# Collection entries
────────────────────────────────────────
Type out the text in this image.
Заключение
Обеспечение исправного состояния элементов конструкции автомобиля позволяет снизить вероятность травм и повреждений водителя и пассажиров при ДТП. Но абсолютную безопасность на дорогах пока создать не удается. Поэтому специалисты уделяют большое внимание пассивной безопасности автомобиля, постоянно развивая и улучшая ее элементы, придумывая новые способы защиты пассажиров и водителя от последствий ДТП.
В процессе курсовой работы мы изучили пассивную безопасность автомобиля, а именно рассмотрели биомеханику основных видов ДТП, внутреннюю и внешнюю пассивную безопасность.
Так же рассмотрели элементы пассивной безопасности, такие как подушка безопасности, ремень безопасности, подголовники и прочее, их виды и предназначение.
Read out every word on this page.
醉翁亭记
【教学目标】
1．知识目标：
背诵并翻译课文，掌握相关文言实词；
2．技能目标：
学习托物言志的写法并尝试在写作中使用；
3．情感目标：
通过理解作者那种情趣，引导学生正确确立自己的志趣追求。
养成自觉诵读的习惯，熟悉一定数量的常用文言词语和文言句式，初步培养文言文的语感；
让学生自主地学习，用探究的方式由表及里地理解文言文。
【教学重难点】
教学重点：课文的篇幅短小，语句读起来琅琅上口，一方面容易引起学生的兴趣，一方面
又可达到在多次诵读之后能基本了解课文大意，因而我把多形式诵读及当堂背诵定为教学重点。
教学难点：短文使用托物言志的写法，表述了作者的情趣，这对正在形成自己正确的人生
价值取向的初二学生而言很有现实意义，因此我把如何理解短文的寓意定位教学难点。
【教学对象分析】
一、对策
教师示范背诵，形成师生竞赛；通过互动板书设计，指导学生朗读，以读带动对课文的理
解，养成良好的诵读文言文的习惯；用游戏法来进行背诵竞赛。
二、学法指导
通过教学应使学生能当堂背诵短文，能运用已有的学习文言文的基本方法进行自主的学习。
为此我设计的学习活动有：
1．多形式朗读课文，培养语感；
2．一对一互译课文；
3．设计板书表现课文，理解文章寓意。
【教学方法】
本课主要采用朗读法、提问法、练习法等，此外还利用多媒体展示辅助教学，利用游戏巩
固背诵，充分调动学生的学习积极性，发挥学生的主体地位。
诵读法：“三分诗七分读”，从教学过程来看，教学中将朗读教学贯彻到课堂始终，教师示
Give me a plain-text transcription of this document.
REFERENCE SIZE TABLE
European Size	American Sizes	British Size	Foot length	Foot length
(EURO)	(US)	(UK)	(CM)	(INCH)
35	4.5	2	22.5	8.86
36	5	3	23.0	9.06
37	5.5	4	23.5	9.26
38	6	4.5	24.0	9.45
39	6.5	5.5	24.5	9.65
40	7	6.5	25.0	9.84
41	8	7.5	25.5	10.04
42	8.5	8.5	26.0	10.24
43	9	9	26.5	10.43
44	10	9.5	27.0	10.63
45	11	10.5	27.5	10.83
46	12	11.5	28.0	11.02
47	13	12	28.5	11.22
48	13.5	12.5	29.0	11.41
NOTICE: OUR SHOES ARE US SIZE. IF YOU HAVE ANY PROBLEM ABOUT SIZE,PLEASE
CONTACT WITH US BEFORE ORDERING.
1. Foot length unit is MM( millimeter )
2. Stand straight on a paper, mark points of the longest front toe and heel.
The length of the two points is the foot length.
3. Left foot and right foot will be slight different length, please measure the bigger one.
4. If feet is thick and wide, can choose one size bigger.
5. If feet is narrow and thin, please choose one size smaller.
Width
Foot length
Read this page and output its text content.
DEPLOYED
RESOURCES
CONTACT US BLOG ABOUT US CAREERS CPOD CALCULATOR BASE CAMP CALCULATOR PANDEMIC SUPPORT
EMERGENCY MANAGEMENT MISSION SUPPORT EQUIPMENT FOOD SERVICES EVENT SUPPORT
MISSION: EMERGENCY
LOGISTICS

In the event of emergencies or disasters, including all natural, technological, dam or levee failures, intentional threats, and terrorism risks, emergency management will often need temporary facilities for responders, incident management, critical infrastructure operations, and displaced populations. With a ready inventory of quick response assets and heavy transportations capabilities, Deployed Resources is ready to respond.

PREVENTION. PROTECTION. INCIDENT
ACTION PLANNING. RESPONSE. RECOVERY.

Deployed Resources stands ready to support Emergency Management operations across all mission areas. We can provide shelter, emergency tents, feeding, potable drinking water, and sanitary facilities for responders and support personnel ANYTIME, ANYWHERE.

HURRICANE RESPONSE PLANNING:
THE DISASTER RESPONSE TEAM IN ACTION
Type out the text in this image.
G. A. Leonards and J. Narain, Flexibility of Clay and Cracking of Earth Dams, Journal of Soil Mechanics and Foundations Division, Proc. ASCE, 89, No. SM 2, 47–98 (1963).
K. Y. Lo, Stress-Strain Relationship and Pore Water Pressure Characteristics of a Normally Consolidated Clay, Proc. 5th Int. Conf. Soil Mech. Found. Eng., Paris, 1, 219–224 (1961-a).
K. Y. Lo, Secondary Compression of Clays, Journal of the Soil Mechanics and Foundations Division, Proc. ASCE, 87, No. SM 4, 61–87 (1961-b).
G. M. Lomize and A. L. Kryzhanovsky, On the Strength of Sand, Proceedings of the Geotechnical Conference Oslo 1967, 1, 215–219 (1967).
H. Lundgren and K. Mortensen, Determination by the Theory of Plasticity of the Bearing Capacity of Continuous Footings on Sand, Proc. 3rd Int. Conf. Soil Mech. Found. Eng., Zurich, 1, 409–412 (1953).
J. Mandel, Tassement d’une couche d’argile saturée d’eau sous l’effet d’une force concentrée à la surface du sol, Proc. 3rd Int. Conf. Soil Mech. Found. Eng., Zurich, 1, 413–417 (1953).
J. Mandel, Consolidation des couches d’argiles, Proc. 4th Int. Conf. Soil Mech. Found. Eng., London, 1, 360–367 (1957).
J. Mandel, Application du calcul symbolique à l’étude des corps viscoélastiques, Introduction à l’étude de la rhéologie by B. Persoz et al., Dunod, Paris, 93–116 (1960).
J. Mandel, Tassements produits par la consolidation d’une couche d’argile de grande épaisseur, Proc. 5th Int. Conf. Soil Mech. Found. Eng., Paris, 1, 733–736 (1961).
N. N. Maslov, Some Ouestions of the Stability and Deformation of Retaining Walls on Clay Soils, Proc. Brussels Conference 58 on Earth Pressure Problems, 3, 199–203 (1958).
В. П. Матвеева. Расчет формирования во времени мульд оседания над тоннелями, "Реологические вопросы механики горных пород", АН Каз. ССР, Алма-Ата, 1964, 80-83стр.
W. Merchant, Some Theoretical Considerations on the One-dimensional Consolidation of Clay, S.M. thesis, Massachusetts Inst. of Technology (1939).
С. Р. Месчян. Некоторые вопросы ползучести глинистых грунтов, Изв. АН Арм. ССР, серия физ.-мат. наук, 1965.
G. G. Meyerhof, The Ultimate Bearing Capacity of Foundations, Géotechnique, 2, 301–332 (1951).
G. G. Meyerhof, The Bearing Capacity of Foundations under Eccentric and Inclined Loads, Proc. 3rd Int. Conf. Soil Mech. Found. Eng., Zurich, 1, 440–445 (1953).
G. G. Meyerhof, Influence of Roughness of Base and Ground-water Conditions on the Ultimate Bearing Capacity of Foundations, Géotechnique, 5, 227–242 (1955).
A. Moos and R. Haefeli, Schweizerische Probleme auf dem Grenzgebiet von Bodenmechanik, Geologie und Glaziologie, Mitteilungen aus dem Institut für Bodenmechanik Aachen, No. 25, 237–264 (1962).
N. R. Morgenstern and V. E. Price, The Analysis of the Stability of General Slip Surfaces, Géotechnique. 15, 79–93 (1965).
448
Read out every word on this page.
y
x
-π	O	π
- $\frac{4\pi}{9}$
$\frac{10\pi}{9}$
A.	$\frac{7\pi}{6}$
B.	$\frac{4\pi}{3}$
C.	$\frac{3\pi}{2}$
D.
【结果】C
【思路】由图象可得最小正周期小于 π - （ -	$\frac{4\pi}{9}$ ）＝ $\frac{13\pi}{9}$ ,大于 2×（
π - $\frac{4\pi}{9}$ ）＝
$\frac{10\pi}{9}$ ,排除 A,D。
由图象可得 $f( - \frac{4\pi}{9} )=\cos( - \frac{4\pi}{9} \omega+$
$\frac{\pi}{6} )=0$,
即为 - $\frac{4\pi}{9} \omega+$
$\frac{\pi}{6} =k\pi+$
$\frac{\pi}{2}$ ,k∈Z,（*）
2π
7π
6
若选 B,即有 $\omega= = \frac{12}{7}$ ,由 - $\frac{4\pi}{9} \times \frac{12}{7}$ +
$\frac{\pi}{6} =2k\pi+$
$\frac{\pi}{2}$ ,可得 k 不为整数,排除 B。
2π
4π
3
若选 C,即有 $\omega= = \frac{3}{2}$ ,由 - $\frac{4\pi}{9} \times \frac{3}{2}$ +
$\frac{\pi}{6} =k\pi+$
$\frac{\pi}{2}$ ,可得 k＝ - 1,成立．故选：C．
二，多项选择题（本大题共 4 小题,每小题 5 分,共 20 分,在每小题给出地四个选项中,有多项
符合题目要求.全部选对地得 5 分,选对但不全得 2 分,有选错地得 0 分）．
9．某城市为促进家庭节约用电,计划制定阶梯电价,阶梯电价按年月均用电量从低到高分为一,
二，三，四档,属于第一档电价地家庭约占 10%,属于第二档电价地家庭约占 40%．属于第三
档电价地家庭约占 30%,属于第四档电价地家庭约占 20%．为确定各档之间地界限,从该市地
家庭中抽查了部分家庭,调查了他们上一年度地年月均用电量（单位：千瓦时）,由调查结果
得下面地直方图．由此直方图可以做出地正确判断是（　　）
────────────────────────────────────────
# TASK DESCRIPTION
For this exercise, gather every line of the data that contains the word "omega".

# ANSWER BELOW
由图象可得 $f( - \frac{4\pi}{9} )=\cos( - \frac{4\pi}{9} \omega+$
即为 - $\frac{4\pi}{9} \omega+$
若选 B,即有 $\omega= = \frac{12}{7}$ ,由 - $\frac{4\pi}{9} \times \frac{12}{7}$ +
若选 C,即有 $\omega= = \frac{3}{2}$ ,由 - $\frac{4\pi}{9} \times \frac{3}{2}$ +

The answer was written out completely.